= What to work on =
Type the records out again in full, exactly.

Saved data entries

__________________________________________________

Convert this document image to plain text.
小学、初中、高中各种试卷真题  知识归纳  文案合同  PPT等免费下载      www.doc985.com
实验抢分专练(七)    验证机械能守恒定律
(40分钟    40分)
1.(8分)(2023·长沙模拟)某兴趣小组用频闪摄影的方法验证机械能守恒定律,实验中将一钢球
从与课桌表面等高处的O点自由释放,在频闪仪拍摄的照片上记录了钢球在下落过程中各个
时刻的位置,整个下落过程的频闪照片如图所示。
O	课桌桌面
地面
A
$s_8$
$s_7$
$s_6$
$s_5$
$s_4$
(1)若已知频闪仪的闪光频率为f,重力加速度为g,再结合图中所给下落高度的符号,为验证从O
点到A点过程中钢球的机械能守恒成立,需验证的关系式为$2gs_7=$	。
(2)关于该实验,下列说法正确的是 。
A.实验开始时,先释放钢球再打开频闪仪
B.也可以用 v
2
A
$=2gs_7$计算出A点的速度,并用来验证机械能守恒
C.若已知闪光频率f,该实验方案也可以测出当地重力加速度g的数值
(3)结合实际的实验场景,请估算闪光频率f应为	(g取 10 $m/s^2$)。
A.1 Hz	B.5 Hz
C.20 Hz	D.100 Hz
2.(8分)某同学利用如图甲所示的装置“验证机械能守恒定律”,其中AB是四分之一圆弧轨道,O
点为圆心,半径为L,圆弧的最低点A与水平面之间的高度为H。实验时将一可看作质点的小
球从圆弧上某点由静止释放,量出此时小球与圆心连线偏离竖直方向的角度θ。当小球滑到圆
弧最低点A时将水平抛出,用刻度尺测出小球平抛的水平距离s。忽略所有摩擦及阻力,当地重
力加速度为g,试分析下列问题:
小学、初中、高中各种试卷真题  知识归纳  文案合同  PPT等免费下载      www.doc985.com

__________________________________________________

= Full solution =
Convert this document image to plain text.
小学、初中、高中各种试卷真题  知识归纳  文案合同  PPT等免费下载      www.doc985.com
实验抢分专练(七)    验证机械能守恒定律
(40分钟    40分)
1.(8分)(2023·长沙模拟)某兴趣小组用频闪摄影的方法验证机械能守恒定律,实验中将一钢球
从与课桌表面等高处的O点自由释放,在频闪仪拍摄的照片上记录了钢球在下落过程中各个
时刻的位置,整个下落过程的频闪照片如图所示。
O	课桌桌面
地面
A
$s_8$
$s_7$
$s_6$
$s_5$
$s_4$
(1)若已知频闪仪的闪光频率为f,重力加速度为g,再结合图中所给下落高度的符号,为验证从O
点到A点过程中钢球的机械能守恒成立,需验证的关系式为$2gs_7=$	。
(2)关于该实验,下列说法正确的是 。
A.实验开始时,先释放钢球再打开频闪仪
B.也可以用 v
2
A
$=2gs_7$计算出A点的速度,并用来验证机械能守恒
C.若已知闪光频率f,该实验方案也可以测出当地重力加速度g的数值
(3)结合实际的实验场景,请估算闪光频率f应为	(g取 10 $m/s^2$)。
A.1 Hz	B.5 Hz
C.20 Hz	D.100 Hz
2.(8分)某同学利用如图甲所示的装置“验证机械能守恒定律”,其中AB是四分之一圆弧轨道,O
点为圆心,半径为L,圆弧的最低点A与水平面之间的高度为H。实验时将一可看作质点的小
球从圆弧上某点由静止释放,量出此时小球与圆心连线偏离竖直方向的角度θ。当小球滑到圆
弧最低点A时将水平抛出,用刻度尺测出小球平抛的水平距离s。忽略所有摩擦及阻力,当地重
力加速度为g,试分析下列问题:
小学、初中、高中各种试卷真题  知识归纳  文案合同  PPT等免费下载      www.doc985.com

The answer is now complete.